START Stored records

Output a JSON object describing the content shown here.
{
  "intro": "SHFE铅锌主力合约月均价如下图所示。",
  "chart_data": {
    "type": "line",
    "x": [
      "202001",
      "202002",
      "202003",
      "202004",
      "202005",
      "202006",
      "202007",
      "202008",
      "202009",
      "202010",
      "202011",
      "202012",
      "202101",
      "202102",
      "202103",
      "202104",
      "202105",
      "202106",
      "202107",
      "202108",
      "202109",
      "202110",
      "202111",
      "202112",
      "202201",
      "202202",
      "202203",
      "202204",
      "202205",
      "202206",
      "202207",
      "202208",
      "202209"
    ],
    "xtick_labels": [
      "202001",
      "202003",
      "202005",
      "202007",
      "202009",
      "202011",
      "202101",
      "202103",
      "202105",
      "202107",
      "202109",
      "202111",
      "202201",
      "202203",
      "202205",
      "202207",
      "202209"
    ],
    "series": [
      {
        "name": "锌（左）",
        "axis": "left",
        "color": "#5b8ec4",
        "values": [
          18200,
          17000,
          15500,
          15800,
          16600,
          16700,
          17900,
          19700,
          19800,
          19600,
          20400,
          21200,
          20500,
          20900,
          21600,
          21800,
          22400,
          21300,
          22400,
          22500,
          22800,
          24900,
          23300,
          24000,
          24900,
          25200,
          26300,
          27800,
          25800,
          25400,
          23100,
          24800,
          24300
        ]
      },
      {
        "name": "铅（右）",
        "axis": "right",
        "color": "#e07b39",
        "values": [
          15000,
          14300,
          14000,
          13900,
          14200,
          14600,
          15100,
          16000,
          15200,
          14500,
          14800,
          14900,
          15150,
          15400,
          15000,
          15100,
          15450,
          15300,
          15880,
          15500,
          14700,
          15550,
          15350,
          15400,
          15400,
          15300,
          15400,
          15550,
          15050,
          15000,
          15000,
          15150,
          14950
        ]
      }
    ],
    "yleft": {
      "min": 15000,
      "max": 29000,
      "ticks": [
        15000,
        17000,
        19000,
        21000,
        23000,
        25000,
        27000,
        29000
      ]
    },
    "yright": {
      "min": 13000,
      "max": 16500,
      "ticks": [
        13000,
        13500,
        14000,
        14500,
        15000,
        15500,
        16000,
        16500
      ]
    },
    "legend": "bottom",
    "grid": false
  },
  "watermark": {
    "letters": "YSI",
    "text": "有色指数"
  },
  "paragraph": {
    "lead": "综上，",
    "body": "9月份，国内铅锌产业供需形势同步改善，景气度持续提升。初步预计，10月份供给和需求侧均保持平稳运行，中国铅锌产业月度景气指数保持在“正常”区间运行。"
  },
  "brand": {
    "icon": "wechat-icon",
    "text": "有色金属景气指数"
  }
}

END Stored records

**Work to be completed:** Copy the material above, line for line.

**Problem solution:**
Output a JSON object describing the content shown here.
{
  "intro": "SHFE铅锌主力合约月均价如下图所示。",
  "chart_data": {
    "type": "line",
    "x": [
      "202001",
      "202002",
      "202003",
      "202004",
      "202005",
      "202006",
      "202007",
      "202008",
      "202009",
      "202010",
      "202011",
      "202012",
      "202101",
      "202102",
      "202103",
      "202104",
      "202105",
      "202106",
      "202107",
      "202108",
      "202109",
      "202110",
      "202111",
      "202112",
      "202201",
      "202202",
      "202203",
      "202204",
      "202205",
      "202206",
      "202207",
      "202208",
      "202209"
    ],
    "xtick_labels": [
      "202001",
      "202003",
      "202005",
      "202007",
      "202009",
      "202011",
      "202101",
      "202103",
      "202105",
      "202107",
      "202109",
      "202111",
      "202201",
      "202203",
      "202205",
      "202207",
      "202209"
    ],
    "series": [
      {
        "name": "锌（左）",
        "axis": "left",
        "color": "#5b8ec4",
        "values": [
          18200,
          17000,
          15500,
          15800,
          16600,
          16700,
          17900,
          19700,
          19800,
          19600,
          20400,
          21200,
          20500,
          20900,
          21600,
          21800,
          22400,
          21300,
          22400,
          22500,
          22800,
          24900,
          23300,
          24000,
          24900,
          25200,
          26300,
          27800,
          25800,
          25400,
          23100,
          24800,
          24300
        ]
      },
      {
        "name": "铅（右）",
        "axis": "right",
        "color": "#e07b39",
        "values": [
          15000,
          14300,
          14000,
          13900,
          14200,
          14600,
          15100,
          16000,
          15200,
          14500,
          14800,
          14900,
          15150,
          15400,
          15000,
          15100,
          15450,
          15300,
          15880,
          15500,
          14700,
          15550,
          15350,
          15400,
          15400,
          15300,
          15400,
          15550,
          15050,
          15000,
          15000,
          15150,
          14950
        ]
      }
    ],
    "yleft": {
      "min": 15000,
      "max": 29000,
      "ticks": [
        15000,
        17000,
        19000,
        21000,
        23000,
        25000,
        27000,
        29000
      ]
    },
    "yright": {
      "min": 13000,
      "max": 16500,
      "ticks": [
        13000,
        13500,
        14000,
        14500,
        15000,
        15500,
        16000,
        16500
      ]
    },
    "legend": "bottom",
    "grid": false
  },
  "watermark": {
    "letters": "YSI",
    "text": "有色指数"
  },
  "paragraph": {
    "lead": "综上，",
    "body": "9月份，国内铅锌产业供需形势同步改善，景气度持续提升。初步预计，10月份供给和需求侧均保持平稳运行，中国铅锌产业月度景气指数保持在“正常”区间运行。"
  },
  "brand": {
    "icon": "wechat-icon",
    "text": "有色金属景气指数"
  }
}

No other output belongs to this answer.